## Data entries for graphics
========================================================================

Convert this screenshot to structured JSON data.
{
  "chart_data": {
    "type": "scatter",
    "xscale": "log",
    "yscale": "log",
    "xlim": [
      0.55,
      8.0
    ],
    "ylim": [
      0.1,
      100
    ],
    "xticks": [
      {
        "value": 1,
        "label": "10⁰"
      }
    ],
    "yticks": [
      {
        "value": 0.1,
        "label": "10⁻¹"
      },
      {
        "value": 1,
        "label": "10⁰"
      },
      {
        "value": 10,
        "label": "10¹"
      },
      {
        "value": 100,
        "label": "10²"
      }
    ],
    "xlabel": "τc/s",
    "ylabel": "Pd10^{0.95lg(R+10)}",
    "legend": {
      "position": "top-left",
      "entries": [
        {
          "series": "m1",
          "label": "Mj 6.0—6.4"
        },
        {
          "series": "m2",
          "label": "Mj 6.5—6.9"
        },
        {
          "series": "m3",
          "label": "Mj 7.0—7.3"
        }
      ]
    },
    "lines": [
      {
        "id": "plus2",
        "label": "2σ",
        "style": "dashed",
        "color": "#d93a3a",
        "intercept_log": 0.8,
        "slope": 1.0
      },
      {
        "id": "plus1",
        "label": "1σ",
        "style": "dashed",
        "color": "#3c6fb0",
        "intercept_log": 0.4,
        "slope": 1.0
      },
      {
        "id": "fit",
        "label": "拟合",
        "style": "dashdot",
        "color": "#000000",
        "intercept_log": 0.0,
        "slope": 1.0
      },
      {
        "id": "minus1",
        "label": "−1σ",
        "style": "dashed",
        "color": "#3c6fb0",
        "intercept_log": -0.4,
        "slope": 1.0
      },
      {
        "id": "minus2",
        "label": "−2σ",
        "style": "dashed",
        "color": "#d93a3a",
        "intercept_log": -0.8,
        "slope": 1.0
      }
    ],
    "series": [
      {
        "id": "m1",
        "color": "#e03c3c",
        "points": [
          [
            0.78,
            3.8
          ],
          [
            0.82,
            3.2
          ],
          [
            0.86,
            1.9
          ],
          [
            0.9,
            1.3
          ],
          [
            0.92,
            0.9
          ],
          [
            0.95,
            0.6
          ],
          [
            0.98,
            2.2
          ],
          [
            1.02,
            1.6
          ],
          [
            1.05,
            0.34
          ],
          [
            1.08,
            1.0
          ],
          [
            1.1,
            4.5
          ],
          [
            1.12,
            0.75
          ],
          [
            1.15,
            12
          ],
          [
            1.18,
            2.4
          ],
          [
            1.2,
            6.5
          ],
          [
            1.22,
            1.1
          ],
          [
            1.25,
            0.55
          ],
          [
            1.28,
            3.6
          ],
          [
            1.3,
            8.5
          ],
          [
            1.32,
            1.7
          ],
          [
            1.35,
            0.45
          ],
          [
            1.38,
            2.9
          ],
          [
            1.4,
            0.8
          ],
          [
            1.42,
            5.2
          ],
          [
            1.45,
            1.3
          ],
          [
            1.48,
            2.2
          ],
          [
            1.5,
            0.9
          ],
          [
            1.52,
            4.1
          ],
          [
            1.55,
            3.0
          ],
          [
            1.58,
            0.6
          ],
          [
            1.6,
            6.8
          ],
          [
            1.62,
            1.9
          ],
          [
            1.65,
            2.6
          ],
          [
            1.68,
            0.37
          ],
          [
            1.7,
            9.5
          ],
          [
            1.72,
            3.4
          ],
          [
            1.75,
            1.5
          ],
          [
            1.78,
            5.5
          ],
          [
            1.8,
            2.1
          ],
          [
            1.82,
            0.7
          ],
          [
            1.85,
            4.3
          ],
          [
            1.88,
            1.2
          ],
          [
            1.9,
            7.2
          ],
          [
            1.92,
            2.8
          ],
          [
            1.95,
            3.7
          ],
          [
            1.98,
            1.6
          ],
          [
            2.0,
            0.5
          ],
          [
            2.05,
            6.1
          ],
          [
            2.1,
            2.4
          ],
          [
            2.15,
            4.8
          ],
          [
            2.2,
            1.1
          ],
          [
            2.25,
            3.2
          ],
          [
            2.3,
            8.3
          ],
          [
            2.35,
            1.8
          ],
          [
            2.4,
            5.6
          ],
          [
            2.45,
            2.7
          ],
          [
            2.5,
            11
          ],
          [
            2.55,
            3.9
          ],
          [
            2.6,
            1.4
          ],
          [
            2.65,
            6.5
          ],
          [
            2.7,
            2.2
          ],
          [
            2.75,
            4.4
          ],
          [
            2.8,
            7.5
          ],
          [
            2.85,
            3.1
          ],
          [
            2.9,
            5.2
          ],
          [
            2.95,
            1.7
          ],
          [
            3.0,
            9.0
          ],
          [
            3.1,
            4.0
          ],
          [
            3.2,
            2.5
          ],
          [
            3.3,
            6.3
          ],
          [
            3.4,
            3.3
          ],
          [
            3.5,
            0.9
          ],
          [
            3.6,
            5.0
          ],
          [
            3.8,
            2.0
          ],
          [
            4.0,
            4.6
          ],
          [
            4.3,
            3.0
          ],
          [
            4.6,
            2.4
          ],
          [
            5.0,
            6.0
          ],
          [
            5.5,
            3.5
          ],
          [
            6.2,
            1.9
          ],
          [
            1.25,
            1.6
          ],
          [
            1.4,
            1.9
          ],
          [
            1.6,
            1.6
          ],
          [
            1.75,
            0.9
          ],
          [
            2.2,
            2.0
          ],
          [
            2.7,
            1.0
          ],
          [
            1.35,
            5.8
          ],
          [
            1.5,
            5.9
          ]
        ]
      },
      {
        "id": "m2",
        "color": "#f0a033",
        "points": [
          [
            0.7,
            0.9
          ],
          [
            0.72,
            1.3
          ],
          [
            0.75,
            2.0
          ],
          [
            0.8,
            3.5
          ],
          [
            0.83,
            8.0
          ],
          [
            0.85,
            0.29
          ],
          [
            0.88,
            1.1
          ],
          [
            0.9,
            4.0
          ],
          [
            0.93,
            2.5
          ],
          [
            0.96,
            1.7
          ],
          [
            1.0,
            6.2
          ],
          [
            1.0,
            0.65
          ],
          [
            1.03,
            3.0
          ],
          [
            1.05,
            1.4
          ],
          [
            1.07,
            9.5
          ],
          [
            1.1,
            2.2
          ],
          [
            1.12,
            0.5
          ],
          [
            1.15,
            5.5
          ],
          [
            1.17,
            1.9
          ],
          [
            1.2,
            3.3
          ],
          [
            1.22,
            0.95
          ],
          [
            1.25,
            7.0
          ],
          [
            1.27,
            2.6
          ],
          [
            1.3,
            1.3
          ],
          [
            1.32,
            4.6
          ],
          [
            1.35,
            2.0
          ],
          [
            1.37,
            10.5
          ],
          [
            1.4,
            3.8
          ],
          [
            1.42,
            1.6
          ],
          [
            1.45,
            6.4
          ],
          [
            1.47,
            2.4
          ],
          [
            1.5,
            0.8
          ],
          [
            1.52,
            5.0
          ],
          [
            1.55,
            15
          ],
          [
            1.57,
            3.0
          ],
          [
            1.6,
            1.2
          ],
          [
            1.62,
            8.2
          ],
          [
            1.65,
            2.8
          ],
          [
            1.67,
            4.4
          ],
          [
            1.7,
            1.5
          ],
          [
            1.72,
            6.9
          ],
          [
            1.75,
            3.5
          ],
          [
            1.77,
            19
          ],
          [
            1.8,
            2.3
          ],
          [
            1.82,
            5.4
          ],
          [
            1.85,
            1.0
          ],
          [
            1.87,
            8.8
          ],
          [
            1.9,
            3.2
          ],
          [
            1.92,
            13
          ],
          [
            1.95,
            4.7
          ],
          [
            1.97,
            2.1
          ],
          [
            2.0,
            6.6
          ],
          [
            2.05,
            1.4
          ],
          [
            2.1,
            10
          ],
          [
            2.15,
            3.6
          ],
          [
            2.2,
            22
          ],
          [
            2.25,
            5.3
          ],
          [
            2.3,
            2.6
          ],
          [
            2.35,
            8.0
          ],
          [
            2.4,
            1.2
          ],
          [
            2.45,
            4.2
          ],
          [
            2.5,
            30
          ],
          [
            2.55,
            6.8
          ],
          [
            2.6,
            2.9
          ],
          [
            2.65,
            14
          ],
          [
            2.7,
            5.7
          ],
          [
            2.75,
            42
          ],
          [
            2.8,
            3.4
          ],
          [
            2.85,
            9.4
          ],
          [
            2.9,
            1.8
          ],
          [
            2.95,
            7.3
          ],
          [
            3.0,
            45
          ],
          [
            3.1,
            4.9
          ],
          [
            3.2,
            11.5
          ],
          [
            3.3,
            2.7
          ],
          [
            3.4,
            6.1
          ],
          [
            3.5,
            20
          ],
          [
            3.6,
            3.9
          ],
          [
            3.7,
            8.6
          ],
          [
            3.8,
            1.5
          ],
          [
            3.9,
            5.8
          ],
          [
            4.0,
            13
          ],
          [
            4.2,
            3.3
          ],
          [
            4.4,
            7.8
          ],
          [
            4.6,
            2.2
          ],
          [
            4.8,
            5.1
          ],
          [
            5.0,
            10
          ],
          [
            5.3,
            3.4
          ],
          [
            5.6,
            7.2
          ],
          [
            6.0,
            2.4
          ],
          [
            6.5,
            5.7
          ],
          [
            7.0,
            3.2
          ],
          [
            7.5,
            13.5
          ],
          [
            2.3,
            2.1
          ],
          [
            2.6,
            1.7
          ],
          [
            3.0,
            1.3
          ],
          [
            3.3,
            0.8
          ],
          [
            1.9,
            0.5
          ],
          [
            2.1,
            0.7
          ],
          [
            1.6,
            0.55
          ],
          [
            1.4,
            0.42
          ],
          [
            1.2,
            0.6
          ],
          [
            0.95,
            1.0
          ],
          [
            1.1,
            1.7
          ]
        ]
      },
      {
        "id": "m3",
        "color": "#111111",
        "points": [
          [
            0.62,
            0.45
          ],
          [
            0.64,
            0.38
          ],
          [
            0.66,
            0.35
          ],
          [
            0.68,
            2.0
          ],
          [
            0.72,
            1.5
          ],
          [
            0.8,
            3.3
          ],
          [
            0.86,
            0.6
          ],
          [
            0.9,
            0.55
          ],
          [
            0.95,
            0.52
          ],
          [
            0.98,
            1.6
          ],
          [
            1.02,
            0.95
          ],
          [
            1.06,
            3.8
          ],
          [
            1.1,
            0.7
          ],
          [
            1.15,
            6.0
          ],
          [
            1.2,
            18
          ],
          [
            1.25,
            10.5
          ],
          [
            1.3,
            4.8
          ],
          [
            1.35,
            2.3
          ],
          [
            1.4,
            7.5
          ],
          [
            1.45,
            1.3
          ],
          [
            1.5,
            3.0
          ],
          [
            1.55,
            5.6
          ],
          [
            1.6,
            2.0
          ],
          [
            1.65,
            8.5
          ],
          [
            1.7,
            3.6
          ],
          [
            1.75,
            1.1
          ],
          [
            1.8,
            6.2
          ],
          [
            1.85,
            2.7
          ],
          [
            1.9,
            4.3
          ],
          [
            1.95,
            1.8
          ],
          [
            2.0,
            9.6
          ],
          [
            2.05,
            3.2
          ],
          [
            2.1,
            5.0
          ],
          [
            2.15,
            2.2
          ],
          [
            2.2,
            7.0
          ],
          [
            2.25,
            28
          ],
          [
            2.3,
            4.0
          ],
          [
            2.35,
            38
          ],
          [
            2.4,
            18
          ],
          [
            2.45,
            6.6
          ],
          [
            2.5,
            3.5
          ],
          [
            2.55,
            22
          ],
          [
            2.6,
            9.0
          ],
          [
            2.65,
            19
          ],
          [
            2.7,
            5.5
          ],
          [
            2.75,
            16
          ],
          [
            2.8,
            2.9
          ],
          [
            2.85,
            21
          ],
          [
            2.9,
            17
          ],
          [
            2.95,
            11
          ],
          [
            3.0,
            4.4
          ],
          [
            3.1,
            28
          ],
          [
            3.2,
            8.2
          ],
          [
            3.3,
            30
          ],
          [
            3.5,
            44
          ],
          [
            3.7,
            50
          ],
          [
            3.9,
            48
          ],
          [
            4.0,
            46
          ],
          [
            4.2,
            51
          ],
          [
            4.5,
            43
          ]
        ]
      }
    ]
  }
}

========================================================================

## STATED TASK
Find the lines above that include the string "series" and copy them.

## FINAL ANSWER
          "series": "m1",
          "series": "m2",
          "series": "m3",
    "series": [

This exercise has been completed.